▸ What the exercise asks:
Recast the records as a Markdown table with the columns Row and Line, starting at the first line of the records and ending at the line that contains "series-line-85c bbox=[135, 104, 824, 177]", with both of those lines included. Number each line in the Row column and leave out any blank lines.

(Bounding box entries)
::::

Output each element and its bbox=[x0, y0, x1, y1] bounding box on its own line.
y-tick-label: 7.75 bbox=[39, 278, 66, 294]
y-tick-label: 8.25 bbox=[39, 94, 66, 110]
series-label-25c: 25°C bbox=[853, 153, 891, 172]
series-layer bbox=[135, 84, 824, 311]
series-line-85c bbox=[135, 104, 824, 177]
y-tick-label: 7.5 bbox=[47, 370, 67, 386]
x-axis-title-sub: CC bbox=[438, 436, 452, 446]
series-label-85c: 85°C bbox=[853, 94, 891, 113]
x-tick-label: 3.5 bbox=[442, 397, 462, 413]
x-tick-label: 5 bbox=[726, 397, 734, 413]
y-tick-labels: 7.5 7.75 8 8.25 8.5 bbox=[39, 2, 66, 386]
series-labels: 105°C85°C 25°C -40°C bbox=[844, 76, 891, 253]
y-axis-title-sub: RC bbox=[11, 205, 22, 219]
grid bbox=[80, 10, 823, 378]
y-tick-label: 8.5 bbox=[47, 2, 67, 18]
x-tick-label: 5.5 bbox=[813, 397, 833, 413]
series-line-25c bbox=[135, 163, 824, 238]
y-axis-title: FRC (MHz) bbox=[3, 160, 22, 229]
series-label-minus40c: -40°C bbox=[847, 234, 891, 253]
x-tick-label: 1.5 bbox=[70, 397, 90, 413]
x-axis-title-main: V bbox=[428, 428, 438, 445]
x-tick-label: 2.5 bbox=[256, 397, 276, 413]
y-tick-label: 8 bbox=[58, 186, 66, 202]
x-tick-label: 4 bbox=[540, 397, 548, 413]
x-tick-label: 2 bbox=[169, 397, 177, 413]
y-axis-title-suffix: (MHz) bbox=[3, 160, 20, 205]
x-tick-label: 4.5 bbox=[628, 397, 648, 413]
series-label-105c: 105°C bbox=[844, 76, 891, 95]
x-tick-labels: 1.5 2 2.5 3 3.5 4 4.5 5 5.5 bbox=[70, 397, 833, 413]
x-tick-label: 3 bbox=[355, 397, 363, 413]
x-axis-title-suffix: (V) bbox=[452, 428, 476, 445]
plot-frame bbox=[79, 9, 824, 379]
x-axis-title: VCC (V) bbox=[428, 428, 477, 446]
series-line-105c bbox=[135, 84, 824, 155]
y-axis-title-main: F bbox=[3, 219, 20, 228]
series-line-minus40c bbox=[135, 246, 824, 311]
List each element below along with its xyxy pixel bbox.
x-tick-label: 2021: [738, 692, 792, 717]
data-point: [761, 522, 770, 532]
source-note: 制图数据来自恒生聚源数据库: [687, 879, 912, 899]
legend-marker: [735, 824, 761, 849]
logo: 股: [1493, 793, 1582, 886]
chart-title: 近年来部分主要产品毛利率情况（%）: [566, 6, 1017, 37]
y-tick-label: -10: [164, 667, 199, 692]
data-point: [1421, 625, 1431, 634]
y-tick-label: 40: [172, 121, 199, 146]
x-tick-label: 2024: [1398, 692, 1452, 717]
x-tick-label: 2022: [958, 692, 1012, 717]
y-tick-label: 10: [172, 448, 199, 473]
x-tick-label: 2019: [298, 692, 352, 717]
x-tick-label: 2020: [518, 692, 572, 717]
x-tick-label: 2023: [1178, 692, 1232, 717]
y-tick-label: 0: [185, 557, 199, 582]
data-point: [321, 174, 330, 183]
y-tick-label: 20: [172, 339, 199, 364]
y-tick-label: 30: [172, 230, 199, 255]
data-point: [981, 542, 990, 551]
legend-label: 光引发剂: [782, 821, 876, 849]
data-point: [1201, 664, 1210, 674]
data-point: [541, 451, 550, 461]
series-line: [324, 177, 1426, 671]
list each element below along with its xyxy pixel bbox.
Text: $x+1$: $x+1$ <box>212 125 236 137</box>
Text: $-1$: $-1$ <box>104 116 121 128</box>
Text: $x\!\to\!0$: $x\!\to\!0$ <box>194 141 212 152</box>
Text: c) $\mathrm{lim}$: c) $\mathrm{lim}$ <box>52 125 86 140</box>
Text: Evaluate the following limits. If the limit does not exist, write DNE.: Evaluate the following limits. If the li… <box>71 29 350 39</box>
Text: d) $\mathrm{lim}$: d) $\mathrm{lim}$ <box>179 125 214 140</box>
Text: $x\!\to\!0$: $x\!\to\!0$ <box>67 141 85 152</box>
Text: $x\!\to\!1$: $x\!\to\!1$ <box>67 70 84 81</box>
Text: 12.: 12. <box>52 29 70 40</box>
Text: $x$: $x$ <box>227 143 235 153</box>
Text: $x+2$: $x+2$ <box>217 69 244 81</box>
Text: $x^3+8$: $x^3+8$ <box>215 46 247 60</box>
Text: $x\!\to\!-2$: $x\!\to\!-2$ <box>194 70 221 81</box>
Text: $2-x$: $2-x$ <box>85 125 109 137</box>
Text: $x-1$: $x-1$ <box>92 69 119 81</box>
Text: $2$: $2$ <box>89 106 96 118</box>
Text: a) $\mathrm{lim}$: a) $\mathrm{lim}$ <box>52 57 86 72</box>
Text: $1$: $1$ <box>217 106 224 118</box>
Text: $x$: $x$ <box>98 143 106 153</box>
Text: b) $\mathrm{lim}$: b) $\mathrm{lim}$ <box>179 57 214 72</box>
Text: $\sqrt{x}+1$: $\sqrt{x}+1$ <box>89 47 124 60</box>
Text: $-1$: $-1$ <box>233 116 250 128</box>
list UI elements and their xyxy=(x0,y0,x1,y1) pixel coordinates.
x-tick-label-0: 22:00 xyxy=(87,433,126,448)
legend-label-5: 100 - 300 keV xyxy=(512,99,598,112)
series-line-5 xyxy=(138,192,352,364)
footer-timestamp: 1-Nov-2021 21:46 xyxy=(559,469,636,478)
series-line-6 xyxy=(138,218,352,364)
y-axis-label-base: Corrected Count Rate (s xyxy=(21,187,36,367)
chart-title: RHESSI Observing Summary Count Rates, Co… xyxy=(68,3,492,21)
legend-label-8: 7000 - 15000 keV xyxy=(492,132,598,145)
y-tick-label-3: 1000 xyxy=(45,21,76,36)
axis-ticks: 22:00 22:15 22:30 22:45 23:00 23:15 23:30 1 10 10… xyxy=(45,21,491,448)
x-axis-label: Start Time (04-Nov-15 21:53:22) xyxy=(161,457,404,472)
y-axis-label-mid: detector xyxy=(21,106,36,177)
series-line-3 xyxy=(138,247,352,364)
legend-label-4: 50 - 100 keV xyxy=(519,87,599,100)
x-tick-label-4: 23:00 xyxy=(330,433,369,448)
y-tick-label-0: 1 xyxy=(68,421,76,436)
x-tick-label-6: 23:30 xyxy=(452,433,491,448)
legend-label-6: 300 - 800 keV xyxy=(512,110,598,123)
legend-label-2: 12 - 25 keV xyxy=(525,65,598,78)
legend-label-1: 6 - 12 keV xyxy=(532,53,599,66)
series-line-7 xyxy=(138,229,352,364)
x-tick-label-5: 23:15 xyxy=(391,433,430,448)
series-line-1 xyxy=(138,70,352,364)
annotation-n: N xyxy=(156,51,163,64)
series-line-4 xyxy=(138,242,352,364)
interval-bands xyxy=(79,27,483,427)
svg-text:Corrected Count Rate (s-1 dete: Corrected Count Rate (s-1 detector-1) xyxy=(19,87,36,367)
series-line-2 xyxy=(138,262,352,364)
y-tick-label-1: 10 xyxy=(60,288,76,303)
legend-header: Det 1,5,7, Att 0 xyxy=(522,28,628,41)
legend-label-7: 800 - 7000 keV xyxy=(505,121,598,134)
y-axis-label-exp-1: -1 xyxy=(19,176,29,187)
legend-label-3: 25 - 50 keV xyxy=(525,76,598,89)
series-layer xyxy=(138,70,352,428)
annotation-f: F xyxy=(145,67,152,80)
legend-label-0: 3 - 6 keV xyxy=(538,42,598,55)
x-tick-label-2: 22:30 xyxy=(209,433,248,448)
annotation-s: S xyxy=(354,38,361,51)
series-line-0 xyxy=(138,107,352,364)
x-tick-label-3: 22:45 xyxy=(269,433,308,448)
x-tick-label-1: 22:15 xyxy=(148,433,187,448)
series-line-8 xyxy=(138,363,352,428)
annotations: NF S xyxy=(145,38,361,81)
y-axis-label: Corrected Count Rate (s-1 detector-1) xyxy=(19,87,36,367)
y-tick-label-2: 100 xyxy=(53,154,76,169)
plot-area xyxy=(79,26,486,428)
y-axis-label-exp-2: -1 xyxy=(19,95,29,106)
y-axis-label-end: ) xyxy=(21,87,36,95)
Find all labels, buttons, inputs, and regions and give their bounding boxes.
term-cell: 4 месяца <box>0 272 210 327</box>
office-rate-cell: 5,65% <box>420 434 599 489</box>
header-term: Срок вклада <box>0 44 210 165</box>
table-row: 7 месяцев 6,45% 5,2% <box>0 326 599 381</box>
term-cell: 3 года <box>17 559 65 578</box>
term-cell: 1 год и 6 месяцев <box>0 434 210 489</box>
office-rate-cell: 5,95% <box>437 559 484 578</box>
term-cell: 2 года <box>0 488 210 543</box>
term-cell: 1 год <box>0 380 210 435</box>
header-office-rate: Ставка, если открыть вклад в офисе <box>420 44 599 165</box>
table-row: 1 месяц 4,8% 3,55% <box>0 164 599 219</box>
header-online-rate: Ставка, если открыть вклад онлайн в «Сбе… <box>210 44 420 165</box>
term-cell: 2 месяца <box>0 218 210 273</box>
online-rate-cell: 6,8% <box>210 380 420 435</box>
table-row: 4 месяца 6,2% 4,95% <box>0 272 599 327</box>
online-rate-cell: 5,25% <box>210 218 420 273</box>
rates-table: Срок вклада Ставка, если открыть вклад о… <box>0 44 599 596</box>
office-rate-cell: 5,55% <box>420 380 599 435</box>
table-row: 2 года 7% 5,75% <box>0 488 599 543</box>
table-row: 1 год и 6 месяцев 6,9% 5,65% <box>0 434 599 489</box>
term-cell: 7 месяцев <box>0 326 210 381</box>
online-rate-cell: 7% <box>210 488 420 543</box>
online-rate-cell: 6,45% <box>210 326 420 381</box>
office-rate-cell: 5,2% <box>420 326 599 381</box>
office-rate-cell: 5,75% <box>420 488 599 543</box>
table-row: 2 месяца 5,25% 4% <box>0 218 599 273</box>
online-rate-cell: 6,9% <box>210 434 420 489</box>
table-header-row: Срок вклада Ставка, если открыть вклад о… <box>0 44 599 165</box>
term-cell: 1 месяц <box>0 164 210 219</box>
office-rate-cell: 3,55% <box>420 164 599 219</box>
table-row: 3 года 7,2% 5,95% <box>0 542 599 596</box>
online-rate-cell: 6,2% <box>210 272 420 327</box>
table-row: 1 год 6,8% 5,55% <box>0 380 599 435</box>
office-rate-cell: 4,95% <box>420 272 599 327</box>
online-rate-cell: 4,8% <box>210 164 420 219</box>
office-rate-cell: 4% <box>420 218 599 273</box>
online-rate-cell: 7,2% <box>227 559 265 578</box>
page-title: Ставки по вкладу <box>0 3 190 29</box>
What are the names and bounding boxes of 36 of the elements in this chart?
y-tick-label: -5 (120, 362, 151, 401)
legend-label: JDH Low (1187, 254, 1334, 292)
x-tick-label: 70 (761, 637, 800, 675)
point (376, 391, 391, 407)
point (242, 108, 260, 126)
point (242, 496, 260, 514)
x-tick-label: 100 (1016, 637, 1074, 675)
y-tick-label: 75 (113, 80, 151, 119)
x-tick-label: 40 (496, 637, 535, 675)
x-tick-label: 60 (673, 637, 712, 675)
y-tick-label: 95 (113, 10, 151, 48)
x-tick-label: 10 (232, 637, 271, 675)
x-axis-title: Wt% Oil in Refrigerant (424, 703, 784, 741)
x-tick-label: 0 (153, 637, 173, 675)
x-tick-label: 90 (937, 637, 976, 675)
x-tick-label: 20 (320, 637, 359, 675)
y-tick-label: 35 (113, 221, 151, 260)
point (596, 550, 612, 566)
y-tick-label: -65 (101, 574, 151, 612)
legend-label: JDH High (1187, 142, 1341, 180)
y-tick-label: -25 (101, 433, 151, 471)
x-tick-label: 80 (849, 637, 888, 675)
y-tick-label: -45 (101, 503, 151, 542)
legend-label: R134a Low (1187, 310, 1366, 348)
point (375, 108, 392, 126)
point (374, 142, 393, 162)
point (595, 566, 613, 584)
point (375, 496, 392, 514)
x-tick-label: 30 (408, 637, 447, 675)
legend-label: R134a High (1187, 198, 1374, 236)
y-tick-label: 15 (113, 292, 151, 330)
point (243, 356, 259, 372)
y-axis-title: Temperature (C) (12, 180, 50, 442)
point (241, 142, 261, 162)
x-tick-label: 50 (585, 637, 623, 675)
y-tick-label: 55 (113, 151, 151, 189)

::::

▸ In response:
| Row | Line |
|---|---|
| 1 | Output each element and its bbox=[x0, y0, x1, y1] bounding box on its own line. |
| 2 | y-tick-label: 7.75 bbox=[39, 278, 66, 294] |
| 3 | y-tick-label: 8.25 bbox=[39, 94, 66, 110] |
| 4 | series-label-25c: 25°C bbox=[853, 153, 891, 172] |
| 5 | series-layer bbox=[135, 84, 824, 311] |
| 6 | series-line-85c bbox=[135, 104, 824, 177] |